### GOAL
From the listing that follows, extract every line and set it down unaltered.

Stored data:

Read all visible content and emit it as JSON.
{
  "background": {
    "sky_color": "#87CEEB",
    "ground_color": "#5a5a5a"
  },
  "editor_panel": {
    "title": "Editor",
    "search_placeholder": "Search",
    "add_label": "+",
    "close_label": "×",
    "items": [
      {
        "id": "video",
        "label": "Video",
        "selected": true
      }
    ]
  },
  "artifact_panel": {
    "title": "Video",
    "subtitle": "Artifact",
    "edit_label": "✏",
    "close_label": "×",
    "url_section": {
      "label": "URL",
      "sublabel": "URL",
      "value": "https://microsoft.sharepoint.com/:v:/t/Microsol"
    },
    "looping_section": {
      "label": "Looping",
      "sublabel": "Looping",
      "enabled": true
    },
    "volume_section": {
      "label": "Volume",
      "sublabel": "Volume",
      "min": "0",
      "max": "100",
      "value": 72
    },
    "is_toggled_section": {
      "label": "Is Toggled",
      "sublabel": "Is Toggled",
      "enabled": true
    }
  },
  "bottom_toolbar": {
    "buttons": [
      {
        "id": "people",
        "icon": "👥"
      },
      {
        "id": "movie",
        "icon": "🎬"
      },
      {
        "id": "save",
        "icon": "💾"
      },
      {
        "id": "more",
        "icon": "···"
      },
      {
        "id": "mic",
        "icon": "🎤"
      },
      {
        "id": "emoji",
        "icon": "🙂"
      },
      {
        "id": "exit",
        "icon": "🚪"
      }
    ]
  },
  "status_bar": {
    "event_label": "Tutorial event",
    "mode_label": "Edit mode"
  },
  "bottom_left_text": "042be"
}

### TASK SOLUTION
Read all visible content and emit it as JSON.
{
  "background": {
    "sky_color": "#87CEEB",
    "ground_color": "#5a5a5a"
  },
  "editor_panel": {
    "title": "Editor",
    "search_placeholder": "Search",
    "add_label": "+",
    "close_label": "×",
    "items": [
      {
        "id": "video",
        "label": "Video",
        "selected": true
      }
    ]
  },
  "artifact_panel": {
    "title": "Video",
    "subtitle": "Artifact",
    "edit_label": "✏",
    "close_label": "×",
    "url_section": {
      "label": "URL",
      "sublabel": "URL",
      "value": "https://microsoft.sharepoint.com/:v:/t/Microsol"
    },
    "looping_section": {
      "label": "Looping",
      "sublabel": "Looping",
      "enabled": true
    },
    "volume_section": {
      "label": "Volume",
      "sublabel": "Volume",
      "min": "0",
      "max": "100",
      "value": 72
    },
    "is_toggled_section": {
      "label": "Is Toggled",
      "sublabel": "Is Toggled",
      "enabled": true
    }
  },
  "bottom_toolbar": {
    "buttons": [
      {
        "id": "people",
        "icon": "👥"
      },
      {
        "id": "movie",
        "icon": "🎬"
      },
      {
        "id": "save",
        "icon": "💾"
      },
      {
        "id": "more",
        "icon": "···"
      },
      {
        "id": "mic",
        "icon": "🎤"
      },
      {
        "id": "emoji",
        "icon": "🙂"
      },
      {
        "id": "exit",
        "icon": "🚪"
      }
    ]
  },
  "status_bar": {
    "event_label": "Tutorial event",
    "mode_label": "Edit mode"
  },
  "bottom_left_text": "042be"
}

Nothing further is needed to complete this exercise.